[BEGIN Material for this exercise]

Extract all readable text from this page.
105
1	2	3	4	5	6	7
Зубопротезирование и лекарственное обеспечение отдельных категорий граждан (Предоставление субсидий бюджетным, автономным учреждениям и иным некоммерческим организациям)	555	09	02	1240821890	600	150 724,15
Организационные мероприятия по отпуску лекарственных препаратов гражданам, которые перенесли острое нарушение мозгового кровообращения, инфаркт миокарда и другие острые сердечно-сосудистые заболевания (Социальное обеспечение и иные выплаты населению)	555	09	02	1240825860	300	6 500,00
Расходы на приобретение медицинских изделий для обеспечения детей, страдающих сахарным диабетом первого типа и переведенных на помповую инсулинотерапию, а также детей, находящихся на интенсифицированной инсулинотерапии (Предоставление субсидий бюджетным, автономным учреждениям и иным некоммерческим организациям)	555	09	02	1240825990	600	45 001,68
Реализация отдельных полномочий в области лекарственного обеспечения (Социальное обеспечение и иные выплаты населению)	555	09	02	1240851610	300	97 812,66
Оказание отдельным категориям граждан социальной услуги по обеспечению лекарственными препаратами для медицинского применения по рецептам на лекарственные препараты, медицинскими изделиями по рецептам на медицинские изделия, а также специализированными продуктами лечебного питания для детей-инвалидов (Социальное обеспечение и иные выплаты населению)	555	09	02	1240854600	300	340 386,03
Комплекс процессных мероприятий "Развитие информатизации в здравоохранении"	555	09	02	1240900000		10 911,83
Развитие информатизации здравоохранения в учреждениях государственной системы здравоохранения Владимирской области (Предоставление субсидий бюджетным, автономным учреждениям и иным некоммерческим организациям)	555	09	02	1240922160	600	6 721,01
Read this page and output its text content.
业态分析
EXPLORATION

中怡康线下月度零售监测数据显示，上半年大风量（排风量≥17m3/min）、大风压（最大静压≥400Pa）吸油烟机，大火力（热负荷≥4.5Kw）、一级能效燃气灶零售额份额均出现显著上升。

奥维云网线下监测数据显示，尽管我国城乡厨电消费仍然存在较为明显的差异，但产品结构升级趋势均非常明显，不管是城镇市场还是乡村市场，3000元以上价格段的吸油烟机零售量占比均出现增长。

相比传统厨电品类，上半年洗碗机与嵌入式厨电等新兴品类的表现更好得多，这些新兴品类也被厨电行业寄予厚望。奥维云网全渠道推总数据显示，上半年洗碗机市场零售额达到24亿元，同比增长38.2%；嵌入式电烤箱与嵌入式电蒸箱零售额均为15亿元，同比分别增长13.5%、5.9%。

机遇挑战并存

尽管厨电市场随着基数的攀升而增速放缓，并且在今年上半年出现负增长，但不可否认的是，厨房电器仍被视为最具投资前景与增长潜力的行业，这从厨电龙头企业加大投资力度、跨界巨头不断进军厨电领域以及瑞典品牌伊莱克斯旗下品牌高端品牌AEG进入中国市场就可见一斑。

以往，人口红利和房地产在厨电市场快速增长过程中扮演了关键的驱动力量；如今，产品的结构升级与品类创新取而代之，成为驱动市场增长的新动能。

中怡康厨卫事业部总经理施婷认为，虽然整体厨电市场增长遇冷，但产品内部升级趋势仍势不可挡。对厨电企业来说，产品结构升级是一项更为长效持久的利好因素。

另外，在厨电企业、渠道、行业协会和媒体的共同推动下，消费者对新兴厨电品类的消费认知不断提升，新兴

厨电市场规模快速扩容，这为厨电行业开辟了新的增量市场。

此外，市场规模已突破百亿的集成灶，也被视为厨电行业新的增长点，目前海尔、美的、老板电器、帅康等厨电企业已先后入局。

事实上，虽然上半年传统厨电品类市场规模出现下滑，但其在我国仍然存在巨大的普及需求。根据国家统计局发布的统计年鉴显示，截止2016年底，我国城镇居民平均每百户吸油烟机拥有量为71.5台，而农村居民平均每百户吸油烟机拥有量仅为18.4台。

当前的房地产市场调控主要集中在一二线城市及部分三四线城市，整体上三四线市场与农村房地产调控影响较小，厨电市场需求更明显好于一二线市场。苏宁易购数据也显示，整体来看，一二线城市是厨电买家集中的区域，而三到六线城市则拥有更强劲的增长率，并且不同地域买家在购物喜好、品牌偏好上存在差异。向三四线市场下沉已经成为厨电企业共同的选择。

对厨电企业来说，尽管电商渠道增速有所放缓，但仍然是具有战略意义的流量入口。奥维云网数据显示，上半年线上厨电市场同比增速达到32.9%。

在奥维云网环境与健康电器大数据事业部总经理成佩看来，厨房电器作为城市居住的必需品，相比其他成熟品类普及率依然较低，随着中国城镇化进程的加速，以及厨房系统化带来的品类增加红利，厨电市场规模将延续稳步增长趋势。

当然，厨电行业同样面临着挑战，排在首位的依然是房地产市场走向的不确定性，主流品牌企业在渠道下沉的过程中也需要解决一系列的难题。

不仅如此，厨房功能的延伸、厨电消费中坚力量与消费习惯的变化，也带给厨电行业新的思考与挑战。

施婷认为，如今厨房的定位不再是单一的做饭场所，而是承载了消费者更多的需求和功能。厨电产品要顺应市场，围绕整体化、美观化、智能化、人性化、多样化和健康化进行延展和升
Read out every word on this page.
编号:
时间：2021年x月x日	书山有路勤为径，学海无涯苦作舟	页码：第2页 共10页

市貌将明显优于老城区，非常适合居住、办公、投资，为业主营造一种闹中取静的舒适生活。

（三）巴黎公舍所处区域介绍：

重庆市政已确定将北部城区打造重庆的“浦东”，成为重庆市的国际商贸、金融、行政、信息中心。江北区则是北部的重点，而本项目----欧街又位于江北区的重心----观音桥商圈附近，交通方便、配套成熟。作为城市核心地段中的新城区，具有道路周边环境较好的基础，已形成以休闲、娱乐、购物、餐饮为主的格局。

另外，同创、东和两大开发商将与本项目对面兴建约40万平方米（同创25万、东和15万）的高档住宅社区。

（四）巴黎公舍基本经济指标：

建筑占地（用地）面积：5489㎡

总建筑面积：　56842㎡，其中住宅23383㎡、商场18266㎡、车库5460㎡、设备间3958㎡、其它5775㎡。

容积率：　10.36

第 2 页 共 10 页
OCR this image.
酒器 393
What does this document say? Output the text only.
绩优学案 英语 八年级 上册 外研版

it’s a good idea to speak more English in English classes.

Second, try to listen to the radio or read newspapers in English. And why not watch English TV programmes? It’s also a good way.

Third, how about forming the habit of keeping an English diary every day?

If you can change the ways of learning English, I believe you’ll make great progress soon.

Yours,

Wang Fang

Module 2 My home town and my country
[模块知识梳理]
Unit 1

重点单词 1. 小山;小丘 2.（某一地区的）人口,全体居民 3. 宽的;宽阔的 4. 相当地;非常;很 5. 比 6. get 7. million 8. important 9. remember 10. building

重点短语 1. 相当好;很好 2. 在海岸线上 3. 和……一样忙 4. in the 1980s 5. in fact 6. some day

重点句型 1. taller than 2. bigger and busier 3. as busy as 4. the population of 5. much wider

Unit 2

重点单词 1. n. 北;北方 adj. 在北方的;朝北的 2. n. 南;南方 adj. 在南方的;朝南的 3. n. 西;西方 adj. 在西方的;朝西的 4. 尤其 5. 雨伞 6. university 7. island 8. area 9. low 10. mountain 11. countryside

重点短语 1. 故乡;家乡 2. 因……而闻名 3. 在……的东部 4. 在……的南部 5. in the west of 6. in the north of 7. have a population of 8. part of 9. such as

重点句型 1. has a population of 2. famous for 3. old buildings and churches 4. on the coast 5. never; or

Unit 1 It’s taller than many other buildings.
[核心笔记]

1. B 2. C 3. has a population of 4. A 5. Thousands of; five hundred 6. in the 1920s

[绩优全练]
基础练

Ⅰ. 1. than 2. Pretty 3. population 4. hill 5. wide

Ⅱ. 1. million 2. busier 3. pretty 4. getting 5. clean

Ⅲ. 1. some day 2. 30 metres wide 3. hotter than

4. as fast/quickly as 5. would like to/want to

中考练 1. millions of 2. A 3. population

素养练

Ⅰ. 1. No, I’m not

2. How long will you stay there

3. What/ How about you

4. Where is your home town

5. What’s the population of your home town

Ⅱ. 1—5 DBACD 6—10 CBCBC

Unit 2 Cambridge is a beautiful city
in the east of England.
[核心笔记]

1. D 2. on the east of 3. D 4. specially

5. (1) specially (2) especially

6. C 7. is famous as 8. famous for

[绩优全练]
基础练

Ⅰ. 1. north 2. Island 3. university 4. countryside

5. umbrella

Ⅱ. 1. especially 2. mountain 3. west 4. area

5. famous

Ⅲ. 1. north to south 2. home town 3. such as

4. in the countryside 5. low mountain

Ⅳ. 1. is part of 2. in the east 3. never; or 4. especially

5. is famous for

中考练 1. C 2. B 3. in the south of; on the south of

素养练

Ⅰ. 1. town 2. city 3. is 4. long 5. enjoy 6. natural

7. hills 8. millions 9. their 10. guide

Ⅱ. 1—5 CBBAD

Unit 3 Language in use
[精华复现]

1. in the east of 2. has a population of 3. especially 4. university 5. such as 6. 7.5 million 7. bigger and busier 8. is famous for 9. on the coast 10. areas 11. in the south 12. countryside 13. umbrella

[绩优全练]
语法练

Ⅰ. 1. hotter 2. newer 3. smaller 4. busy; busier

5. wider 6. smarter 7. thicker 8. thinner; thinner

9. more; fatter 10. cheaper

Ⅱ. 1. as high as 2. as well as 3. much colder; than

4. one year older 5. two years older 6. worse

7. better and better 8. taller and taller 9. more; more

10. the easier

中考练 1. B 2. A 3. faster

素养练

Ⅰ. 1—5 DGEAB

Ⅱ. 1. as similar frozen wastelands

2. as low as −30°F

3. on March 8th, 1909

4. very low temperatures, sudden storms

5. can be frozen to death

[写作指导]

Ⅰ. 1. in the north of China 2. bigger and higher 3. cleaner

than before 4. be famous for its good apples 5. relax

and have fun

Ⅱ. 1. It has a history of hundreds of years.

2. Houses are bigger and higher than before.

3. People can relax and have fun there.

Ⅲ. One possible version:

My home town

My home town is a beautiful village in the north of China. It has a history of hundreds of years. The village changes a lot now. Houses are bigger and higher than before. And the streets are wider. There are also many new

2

[END Material for this exercise]

* **Aim**: Report all lines of the material that contain the word "long".

* **Exercise output**:
2. How long will you stay there
Ⅰ. 1. town 2. city 3. is 4. long 5. enjoy 6. natural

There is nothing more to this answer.